**SET TASK**
Examine each line of the data. Copy those that contain the string "deficiency".

Saved entries:

___

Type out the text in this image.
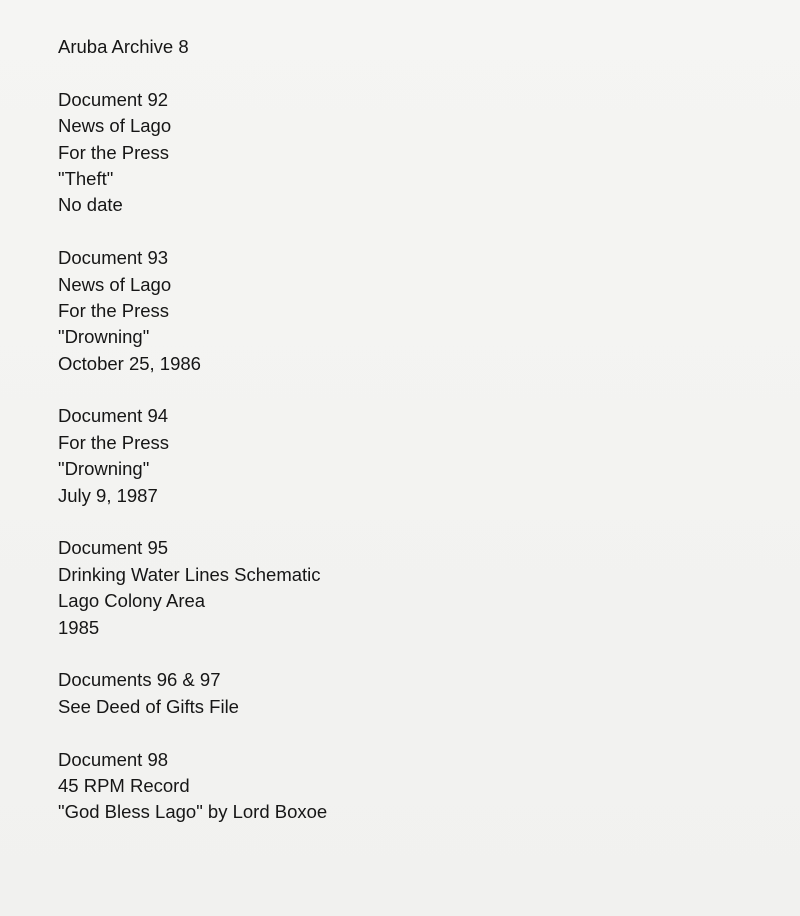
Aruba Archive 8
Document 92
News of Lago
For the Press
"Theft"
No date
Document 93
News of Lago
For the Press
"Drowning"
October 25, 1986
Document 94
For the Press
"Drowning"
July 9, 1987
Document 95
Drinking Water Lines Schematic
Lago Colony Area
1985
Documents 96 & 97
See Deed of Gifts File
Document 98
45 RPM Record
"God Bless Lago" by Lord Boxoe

___

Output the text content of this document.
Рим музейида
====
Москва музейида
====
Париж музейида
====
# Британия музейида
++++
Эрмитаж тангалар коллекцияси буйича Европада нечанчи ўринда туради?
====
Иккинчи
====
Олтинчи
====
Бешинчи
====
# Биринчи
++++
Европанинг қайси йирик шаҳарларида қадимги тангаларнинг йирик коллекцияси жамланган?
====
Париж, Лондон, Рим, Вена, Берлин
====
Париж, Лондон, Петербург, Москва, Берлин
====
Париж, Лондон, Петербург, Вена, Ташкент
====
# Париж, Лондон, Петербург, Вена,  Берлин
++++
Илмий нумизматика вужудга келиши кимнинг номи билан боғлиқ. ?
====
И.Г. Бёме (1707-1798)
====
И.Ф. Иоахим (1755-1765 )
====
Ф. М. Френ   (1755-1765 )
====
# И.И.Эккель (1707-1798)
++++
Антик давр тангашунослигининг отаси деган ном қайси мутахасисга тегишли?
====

___

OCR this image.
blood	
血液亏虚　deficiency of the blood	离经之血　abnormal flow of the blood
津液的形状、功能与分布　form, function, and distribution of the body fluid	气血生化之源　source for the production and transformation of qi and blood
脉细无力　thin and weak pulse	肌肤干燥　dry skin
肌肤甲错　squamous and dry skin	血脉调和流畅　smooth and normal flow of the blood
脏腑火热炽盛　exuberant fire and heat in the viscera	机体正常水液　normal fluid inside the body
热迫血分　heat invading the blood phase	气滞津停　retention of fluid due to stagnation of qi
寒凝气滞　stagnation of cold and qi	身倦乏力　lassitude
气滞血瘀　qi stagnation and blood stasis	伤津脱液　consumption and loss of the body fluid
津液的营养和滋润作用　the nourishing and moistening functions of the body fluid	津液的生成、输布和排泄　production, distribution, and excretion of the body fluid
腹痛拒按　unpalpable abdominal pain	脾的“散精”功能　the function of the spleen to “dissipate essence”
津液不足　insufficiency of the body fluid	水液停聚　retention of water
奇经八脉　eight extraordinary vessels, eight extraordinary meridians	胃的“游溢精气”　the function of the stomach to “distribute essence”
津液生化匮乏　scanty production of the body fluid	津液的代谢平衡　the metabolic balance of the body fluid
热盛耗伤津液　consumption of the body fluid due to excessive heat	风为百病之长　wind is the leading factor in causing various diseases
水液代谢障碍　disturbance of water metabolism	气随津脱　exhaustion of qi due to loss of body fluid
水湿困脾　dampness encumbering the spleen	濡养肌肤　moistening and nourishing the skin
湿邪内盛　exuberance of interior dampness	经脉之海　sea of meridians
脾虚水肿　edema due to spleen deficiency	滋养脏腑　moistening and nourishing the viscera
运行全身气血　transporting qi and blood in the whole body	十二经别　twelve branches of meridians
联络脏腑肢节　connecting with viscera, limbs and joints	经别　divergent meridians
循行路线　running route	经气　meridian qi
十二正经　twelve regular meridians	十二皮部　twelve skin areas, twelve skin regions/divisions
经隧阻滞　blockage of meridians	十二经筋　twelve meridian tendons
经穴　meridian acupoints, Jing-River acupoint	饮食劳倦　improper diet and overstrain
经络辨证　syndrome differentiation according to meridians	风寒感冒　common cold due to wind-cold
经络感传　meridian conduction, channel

___

**FULL SOLUTION**
血液亏虚　deficiency of the blood	离经之血　abnormal flow of the blood
脾虚水肿　edema due to spleen deficiency	滋养脏腑　moistening and nourishing the viscera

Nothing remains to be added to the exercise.